## START Provided data

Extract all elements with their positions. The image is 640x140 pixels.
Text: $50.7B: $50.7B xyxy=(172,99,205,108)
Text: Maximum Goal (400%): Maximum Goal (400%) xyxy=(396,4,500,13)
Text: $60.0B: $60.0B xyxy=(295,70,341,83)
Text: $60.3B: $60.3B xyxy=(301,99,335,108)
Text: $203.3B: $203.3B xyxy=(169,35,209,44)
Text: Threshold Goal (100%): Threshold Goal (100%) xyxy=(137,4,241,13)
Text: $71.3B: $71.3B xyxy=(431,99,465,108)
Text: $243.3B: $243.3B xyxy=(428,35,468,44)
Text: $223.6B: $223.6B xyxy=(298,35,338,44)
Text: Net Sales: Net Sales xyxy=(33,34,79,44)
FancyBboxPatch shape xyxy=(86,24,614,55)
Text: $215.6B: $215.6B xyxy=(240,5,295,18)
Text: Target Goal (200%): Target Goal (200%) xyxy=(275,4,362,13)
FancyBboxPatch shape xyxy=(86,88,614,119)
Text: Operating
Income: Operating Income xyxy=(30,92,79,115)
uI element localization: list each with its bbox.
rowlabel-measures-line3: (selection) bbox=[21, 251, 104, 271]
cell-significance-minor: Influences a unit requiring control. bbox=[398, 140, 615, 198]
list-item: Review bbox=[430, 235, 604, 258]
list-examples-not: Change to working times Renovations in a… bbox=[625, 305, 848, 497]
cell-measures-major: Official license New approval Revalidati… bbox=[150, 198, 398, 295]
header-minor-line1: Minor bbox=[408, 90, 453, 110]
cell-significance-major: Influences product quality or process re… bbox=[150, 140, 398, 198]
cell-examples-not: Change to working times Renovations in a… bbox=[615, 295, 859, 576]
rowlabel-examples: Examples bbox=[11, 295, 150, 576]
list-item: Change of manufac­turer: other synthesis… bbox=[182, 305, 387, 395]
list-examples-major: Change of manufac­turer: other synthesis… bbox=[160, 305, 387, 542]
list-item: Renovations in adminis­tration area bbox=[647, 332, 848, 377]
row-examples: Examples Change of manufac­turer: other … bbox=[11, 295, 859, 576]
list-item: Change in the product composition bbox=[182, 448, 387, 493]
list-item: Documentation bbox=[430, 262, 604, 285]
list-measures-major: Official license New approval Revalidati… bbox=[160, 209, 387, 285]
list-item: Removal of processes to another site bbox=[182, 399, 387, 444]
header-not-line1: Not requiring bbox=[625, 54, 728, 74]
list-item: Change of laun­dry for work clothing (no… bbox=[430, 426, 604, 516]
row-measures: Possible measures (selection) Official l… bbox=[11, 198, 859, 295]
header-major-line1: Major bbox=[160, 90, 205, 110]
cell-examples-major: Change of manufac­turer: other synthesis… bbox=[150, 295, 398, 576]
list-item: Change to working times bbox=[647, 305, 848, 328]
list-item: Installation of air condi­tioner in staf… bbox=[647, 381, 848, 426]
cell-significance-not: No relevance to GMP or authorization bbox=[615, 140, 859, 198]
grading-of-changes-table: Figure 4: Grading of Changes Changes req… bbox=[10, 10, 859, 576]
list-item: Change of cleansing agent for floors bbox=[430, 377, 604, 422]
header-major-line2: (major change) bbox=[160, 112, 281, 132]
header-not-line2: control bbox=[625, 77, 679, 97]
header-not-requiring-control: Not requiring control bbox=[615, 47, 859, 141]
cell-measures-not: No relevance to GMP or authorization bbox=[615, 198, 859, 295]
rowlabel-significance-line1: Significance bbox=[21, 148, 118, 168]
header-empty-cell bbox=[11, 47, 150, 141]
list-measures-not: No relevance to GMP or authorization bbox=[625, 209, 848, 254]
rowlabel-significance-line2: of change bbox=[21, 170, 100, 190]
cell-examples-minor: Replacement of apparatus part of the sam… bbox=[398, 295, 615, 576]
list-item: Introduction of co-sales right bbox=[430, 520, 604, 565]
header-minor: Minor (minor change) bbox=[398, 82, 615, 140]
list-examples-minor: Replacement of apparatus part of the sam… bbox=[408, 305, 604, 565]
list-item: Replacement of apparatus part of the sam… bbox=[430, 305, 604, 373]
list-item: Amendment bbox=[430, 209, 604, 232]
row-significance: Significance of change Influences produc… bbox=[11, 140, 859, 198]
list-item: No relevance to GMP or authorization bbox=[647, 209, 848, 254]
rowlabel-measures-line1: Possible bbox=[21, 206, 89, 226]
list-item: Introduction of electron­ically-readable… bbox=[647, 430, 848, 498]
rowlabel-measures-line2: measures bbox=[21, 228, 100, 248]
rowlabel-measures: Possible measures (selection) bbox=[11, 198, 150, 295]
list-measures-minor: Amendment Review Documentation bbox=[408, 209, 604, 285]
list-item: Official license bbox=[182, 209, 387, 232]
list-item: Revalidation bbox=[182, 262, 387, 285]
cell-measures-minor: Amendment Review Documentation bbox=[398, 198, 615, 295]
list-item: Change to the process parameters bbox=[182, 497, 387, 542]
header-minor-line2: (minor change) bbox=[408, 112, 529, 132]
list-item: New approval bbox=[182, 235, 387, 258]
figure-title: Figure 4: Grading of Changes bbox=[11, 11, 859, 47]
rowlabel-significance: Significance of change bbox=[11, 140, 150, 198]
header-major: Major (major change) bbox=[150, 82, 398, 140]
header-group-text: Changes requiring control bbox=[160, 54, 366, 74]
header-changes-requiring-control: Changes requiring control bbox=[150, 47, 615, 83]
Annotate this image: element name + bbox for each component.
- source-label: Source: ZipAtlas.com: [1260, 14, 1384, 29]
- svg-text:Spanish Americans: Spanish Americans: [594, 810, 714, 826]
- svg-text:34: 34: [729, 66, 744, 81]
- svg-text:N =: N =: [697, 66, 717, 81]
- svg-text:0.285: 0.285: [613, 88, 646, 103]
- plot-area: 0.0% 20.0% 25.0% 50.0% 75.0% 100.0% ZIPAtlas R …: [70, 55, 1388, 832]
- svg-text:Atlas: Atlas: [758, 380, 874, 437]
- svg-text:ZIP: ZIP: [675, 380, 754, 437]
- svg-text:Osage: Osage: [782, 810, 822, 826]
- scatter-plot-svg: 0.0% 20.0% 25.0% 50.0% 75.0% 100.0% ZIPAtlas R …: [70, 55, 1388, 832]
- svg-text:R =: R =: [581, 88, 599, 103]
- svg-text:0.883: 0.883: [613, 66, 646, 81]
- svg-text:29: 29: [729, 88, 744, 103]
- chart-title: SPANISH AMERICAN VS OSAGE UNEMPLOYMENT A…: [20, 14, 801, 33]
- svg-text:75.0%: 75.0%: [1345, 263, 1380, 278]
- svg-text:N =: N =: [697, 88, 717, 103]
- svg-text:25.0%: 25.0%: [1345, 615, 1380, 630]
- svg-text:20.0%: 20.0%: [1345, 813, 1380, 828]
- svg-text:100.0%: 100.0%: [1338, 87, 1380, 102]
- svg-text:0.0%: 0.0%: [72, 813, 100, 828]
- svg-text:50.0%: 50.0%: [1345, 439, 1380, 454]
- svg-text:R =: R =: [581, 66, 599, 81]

## END Provided data

Locate every line in the rows above that contains the string "Replacement", with case counting, and copy each of those lines.

cell-examples-minor: Replacement of apparatus part of the sam… bbox=[398, 295, 615, 576]
list-examples-minor: Replacement of apparatus part of the sam… bbox=[408, 305, 604, 565]
list-item: Replacement of apparatus part of the sam… bbox=[430, 305, 604, 373]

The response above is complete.